* [DATA ROWS]

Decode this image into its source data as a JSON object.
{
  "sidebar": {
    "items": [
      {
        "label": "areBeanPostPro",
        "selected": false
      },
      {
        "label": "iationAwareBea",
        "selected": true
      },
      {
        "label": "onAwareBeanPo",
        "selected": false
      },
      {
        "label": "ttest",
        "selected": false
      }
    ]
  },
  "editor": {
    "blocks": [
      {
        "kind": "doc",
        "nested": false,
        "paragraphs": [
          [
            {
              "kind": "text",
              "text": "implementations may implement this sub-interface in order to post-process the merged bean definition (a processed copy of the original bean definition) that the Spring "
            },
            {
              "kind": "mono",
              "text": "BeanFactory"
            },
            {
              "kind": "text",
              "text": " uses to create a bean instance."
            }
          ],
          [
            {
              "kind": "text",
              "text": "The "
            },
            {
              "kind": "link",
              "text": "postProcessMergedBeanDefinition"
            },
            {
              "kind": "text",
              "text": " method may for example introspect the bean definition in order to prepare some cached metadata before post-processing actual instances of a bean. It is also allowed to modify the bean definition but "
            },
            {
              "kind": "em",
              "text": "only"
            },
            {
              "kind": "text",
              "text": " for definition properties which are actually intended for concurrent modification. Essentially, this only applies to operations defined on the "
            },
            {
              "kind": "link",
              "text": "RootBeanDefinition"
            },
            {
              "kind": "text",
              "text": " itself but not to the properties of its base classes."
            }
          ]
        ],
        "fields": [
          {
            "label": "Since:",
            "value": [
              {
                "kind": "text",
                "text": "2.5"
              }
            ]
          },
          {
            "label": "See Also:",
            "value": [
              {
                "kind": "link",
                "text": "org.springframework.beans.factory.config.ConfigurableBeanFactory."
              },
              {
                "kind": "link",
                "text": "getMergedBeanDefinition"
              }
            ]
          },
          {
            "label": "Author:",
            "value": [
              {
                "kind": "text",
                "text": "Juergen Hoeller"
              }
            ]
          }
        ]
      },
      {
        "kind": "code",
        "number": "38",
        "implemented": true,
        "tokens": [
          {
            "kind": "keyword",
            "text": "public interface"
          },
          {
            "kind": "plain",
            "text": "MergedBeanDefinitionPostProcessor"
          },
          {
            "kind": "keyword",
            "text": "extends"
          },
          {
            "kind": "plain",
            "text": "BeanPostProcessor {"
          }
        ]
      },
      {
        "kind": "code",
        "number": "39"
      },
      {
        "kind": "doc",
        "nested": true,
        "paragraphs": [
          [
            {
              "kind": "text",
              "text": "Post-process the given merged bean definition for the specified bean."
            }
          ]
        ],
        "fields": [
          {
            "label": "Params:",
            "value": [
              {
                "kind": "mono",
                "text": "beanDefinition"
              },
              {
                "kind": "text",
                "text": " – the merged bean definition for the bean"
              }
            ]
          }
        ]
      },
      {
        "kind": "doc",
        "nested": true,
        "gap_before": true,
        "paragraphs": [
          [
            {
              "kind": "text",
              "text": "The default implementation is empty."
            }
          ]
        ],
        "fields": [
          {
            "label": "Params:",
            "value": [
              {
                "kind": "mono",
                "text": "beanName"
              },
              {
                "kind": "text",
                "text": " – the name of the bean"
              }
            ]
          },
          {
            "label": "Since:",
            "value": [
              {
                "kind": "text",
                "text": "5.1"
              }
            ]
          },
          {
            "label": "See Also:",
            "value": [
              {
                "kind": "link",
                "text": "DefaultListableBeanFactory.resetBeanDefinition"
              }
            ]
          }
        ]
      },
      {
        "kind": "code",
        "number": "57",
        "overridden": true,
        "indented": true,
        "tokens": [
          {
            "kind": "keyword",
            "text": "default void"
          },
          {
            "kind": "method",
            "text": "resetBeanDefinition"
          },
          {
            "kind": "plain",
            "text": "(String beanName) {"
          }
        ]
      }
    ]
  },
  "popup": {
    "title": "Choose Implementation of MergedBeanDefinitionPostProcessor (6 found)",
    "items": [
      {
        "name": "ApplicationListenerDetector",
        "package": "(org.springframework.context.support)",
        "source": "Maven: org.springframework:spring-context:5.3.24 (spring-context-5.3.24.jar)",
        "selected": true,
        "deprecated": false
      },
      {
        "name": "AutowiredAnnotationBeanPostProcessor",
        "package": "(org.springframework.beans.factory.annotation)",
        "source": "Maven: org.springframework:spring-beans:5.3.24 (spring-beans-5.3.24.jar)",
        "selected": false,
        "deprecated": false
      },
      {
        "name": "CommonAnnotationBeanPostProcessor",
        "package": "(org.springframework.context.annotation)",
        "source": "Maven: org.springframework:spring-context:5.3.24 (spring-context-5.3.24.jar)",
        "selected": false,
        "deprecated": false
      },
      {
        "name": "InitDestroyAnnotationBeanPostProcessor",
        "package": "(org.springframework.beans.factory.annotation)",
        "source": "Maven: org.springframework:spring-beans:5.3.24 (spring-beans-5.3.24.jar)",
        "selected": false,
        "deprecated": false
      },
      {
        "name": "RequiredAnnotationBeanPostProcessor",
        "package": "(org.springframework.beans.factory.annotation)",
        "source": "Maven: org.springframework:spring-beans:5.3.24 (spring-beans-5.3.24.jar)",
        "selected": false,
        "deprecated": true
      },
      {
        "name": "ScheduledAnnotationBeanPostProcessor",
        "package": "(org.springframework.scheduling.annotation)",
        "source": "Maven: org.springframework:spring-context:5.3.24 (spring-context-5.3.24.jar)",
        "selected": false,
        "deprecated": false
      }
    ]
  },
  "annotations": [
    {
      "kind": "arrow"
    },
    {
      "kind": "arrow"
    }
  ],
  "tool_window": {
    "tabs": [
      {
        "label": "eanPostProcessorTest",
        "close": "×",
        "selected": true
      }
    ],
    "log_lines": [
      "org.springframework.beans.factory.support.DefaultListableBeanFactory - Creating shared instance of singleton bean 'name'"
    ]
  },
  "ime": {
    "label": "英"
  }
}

* [EXERCISE REQUIREMENTS]
Retype the entries one by one, exactly.

* [RESULT OF THIS TASK]
Decode this image into its source data as a JSON object.
{
  "sidebar": {
    "items": [
      {
        "label": "areBeanPostPro",
        "selected": false
      },
      {
        "label": "iationAwareBea",
        "selected": true
      },
      {
        "label": "onAwareBeanPo",
        "selected": false
      },
      {
        "label": "ttest",
        "selected": false
      }
    ]
  },
  "editor": {
    "blocks": [
      {
        "kind": "doc",
        "nested": false,
        "paragraphs": [
          [
            {
              "kind": "text",
              "text": "implementations may implement this sub-interface in order to post-process the merged bean definition (a processed copy of the original bean definition) that the Spring "
            },
            {
              "kind": "mono",
              "text": "BeanFactory"
            },
            {
              "kind": "text",
              "text": " uses to create a bean instance."
            }
          ],
          [
            {
              "kind": "text",
              "text": "The "
            },
            {
              "kind": "link",
              "text": "postProcessMergedBeanDefinition"
            },
            {
              "kind": "text",
              "text": " method may for example introspect the bean definition in order to prepare some cached metadata before post-processing actual instances of a bean. It is also allowed to modify the bean definition but "
            },
            {
              "kind": "em",
              "text": "only"
            },
            {
              "kind": "text",
              "text": " for definition properties which are actually intended for concurrent modification. Essentially, this only applies to operations defined on the "
            },
            {
              "kind": "link",
              "text": "RootBeanDefinition"
            },
            {
              "kind": "text",
              "text": " itself but not to the properties of its base classes."
            }
          ]
        ],
        "fields": [
          {
            "label": "Since:",
            "value": [
              {
                "kind": "text",
                "text": "2.5"
              }
            ]
          },
          {
            "label": "See Also:",
            "value": [
              {
                "kind": "link",
                "text": "org.springframework.beans.factory.config.ConfigurableBeanFactory."
              },
              {
                "kind": "link",
                "text": "getMergedBeanDefinition"
              }
            ]
          },
          {
            "label": "Author:",
            "value": [
              {
                "kind": "text",
                "text": "Juergen Hoeller"
              }
            ]
          }
        ]
      },
      {
        "kind": "code",
        "number": "38",
        "implemented": true,
        "tokens": [
          {
            "kind": "keyword",
            "text": "public interface"
          },
          {
            "kind": "plain",
            "text": "MergedBeanDefinitionPostProcessor"
          },
          {
            "kind": "keyword",
            "text": "extends"
          },
          {
            "kind": "plain",
            "text": "BeanPostProcessor {"
          }
        ]
      },
      {
        "kind": "code",
        "number": "39"
      },
      {
        "kind": "doc",
        "nested": true,
        "paragraphs": [
          [
            {
              "kind": "text",
              "text": "Post-process the given merged bean definition for the specified bean."
            }
          ]
        ],
        "fields": [
          {
            "label": "Params:",
            "value": [
              {
                "kind": "mono",
                "text": "beanDefinition"
              },
              {
                "kind": "text",
                "text": " – the merged bean definition for the bean"
              }
            ]
          }
        ]
      },
      {
        "kind": "doc",
        "nested": true,
        "gap_before": true,
        "paragraphs": [
          [
            {
              "kind": "text",
              "text": "The default implementation is empty."
            }
          ]
        ],
        "fields": [
          {
            "label": "Params:",
            "value": [
              {
                "kind": "mono",
                "text": "beanName"
              },
              {
                "kind": "text",
                "text": " – the name of the bean"
              }
            ]
          },
          {
            "label": "Since:",
            "value": [
              {
                "kind": "text",
                "text": "5.1"
              }
            ]
          },
          {
            "label": "See Also:",
            "value": [
              {
                "kind": "link",
                "text": "DefaultListableBeanFactory.resetBeanDefinition"
              }
            ]
          }
        ]
      },
      {
        "kind": "code",
        "number": "57",
        "overridden": true,
        "indented": true,
        "tokens": [
          {
            "kind": "keyword",
            "text": "default void"
          },
          {
            "kind": "method",
            "text": "resetBeanDefinition"
          },
          {
            "kind": "plain",
            "text": "(String beanName) {"
          }
        ]
      }
    ]
  },
  "popup": {
    "title": "Choose Implementation of MergedBeanDefinitionPostProcessor (6 found)",
    "items": [
      {
        "name": "ApplicationListenerDetector",
        "package": "(org.springframework.context.support)",
        "source": "Maven: org.springframework:spring-context:5.3.24 (spring-context-5.3.24.jar)",
        "selected": true,
        "deprecated": false
      },
      {
        "name": "AutowiredAnnotationBeanPostProcessor",
        "package": "(org.springframework.beans.factory.annotation)",
        "source": "Maven: org.springframework:spring-beans:5.3.24 (spring-beans-5.3.24.jar)",
        "selected": false,
        "deprecated": false
      },
      {
        "name": "CommonAnnotationBeanPostProcessor",
        "package": "(org.springframework.context.annotation)",
        "source": "Maven: org.springframework:spring-context:5.3.24 (spring-context-5.3.24.jar)",
        "selected": false,
        "deprecated": false
      },
      {
        "name": "InitDestroyAnnotationBeanPostProcessor",
        "package": "(org.springframework.beans.factory.annotation)",
        "source": "Maven: org.springframework:spring-beans:5.3.24 (spring-beans-5.3.24.jar)",
        "selected": false,
        "deprecated": false
      },
      {
        "name": "RequiredAnnotationBeanPostProcessor",
        "package": "(org.springframework.beans.factory.annotation)",
        "source": "Maven: org.springframework:spring-beans:5.3.24 (spring-beans-5.3.24.jar)",
        "selected": false,
        "deprecated": true
      },
      {
        "name": "ScheduledAnnotationBeanPostProcessor",
        "package": "(org.springframework.scheduling.annotation)",
        "source": "Maven: org.springframework:spring-context:5.3.24 (spring-context-5.3.24.jar)",
        "selected": false,
        "deprecated": false
      }
    ]
  },
  "annotations": [
    {
      "kind": "arrow"
    },
    {
      "kind": "arrow"
    }
  ],
  "tool_window": {
    "tabs": [
      {
        "label": "eanPostProcessorTest",
        "close": "×",
        "selected": true
      }
    ],
    "log_lines": [
      "org.springframework.beans.factory.support.DefaultListableBeanFactory - Creating shared instance of singleton bean 'name'"
    ]
  },
  "ime": {
    "label": "英"
  }
}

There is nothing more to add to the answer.